> **Work to do**
Wherever the string "screenshot" occurs in a line of these records, report that line.
◆ ◆ ◆ ◆ ◆
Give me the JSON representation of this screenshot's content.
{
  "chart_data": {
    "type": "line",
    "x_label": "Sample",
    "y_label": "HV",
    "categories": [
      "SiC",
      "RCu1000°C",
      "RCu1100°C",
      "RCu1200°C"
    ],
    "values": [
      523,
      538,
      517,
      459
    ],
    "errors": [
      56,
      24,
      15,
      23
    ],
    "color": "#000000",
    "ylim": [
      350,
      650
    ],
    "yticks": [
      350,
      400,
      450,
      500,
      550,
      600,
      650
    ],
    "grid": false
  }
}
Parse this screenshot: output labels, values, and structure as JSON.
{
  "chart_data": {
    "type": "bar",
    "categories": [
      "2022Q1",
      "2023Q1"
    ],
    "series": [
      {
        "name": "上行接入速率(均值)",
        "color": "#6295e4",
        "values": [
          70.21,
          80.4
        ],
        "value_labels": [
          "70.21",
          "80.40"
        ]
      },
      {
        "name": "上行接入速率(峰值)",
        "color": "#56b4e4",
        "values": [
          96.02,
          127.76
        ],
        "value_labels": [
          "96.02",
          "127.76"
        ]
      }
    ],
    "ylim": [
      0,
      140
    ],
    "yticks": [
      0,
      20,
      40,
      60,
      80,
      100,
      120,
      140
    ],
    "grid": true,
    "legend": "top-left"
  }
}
◆ ◆ ◆ ◆ ◆
> **The response**
Give me the JSON representation of this screenshot's content.
Parse this screenshot: output labels, values, and structure as JSON.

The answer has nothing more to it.